» Challenge A
In the forum thread about boot laces, which lace color does MistahTaki say looks real nice?
» Challenge B
Please count the rows that contain the string "horizontal", treating case as significant, and reply with only the number.

» Extract to read
++++++
# Different Color Laces



## StarCommand (Dec 21, 2010)

Open your browser to Google.
Click the Shopping link...tab...thing.
Type in "snowboard boot laces".
Steal someone's credit card (not mine).
Enjoy.


----------



## Ratsch-Bumm (Dec 24, 2010)

Don't forget to tuck your pants into your boots


----------



## Presto (Dec 29, 2010)

Ratsch-Bumm said:


> Don't forget to tuck your pants into your boots


I hope you are not serious. Dont do this. you will look like a tard.


----------



## basso4735 (Nov 27, 2010)

Presto said:


> I hope you are not serious. Dont do this. you will look like a tard.


Don't listen to him, I bet he doesnt even wear a bandana around his leg.


----------



## MistahTaki (Apr 24, 2010)

Presto said:


> I hope you are not serious. Dont do this. you will look like a tard.


no. ya suppose to tuck in. otherwise snow gonna git in. numbnuts


----------



## StarCommand (Dec 21, 2010)

MistahTaki said:


> no. ya suppose to tuck in. otherwise snow gonna git in. numbnuts


So that's why my boots are always full of snow...

You're supposed to wear a HUGE t-shirt over all your gear. And let it get soaking wet.


----------



## MistahTaki (Apr 24, 2010)

StarCommand said:


> So that's why my boots are always full of snow...
> 
> You're supposed to wear a HUGE t-shirt over all your gear. And let it get soaking wet.


that how ya do it.

and to the op, why can;t you just use regular beefy laces. i don;t see why it has to be specifically for snowboarding. or ya can jus paint em with paint.


----------



## MistahTaki (Apr 24, 2010)

DaKine Oval Snowboard Boot Laces | SEIsports.com

Forum Snowboard Boot Long Laces White Lime or Pink, Boots

Burton TNT Bomber Boot Laces - Snowboard Shop > Snow Accessories > Boot Accessories

Snowboard Boot Laces


there ya go knuckedragger


----------



## StarCommand (Dec 21, 2010)

MistahTaki said:


> DaKine Oval Snowboard Boot Laces | SEIsports.com
> 
> Forum Snowboard Boot Long Laces White Lime or Pink, Boots
> 
> ...


LOLOLOL (Thats laughing out loud out loud out loud).


----------



## MistahTaki (Apr 24, 2010)

StarCommand said:


> LOLOLOL (Thats laughing out loud out loud out loud).


I like the lime green one. it look real nice.


----------



## StarCommand (Dec 21, 2010)

MistahTaki said:


> I like the lime green one. it look real nice.


Hot, but lime green would clash with my minty green boots and my lime green pants...WAIT! OH NOES! MY PANTS CLASH WITH MY BOOTS! Now I have to burn my pants, or my boots... or both. CRAP! AHHHH!! MELTDOWN!!! I'll never be able to ride like Shaun White if I don't match!


----------



## Presto (Dec 29, 2010)

MistahTaki said:


> no. ya suppose to tuck in. otherwise snow gonna git in. numbnuts


Alright. Ill be sure to look like this next time i board.






Thanks for the advice.


----------



## MistahTaki (Apr 24, 2010)

Presto said:


> Alright. Ill be sure to look like this next time i board.
> View attachment 4804
> Thanks for the advice.
++++++
» Records shown
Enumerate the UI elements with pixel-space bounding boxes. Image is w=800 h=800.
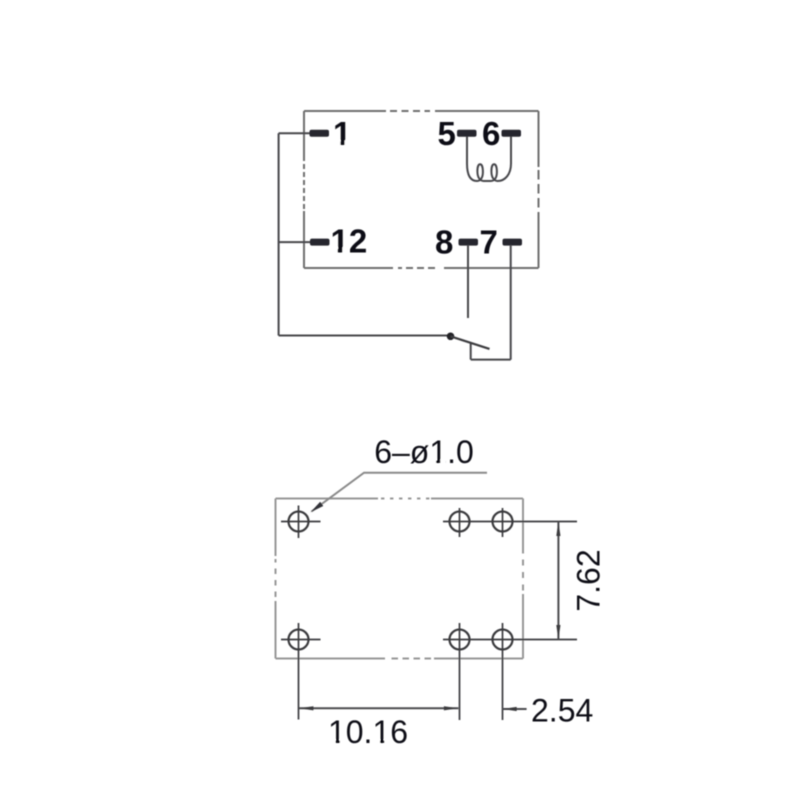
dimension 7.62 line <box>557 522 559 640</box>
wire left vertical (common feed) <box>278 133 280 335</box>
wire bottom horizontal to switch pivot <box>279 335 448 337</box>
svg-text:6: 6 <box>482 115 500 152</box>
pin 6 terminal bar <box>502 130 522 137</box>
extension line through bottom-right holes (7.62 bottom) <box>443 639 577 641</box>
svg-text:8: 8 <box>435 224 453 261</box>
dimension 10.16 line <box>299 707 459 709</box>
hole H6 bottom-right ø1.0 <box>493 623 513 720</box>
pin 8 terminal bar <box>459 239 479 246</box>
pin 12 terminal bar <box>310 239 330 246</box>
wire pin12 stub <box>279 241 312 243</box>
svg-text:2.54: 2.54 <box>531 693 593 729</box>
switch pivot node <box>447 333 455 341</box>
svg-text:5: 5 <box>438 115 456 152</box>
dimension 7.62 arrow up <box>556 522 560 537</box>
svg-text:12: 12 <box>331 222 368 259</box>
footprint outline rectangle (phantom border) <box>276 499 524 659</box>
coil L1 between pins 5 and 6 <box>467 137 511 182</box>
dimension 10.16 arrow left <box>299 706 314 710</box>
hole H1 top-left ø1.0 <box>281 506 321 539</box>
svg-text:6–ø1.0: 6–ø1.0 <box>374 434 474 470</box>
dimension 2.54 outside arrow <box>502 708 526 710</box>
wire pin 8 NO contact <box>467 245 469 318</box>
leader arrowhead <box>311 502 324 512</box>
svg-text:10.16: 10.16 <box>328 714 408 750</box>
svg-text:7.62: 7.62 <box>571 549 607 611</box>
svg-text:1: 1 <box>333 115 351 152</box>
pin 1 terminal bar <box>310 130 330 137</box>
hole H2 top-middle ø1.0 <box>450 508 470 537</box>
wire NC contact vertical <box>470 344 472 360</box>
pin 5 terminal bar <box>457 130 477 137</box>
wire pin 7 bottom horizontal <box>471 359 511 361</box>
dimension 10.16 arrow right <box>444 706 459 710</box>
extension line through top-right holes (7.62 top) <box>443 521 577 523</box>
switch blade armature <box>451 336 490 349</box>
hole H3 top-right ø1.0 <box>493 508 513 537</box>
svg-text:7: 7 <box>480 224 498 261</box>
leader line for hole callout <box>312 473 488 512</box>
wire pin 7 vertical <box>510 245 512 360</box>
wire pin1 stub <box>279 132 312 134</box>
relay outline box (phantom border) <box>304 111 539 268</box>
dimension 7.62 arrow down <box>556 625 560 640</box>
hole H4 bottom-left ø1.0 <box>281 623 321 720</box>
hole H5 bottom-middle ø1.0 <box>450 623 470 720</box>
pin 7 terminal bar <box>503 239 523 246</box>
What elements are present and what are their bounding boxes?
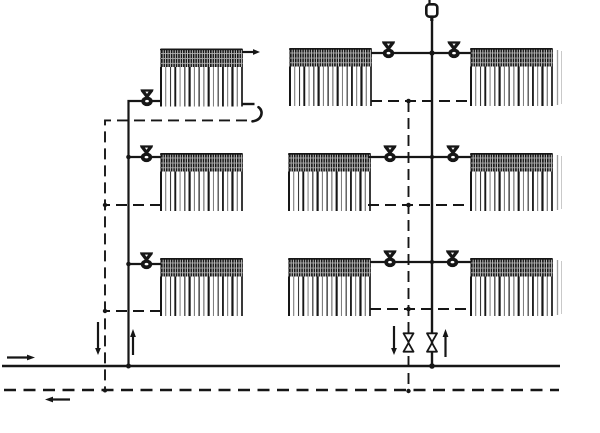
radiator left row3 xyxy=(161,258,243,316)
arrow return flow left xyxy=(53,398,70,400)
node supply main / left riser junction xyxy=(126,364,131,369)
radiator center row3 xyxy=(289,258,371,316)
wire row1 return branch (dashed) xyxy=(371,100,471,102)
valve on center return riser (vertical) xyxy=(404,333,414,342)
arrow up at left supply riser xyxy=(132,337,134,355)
++++++
» Full response A
Lime green.

» Full response B
2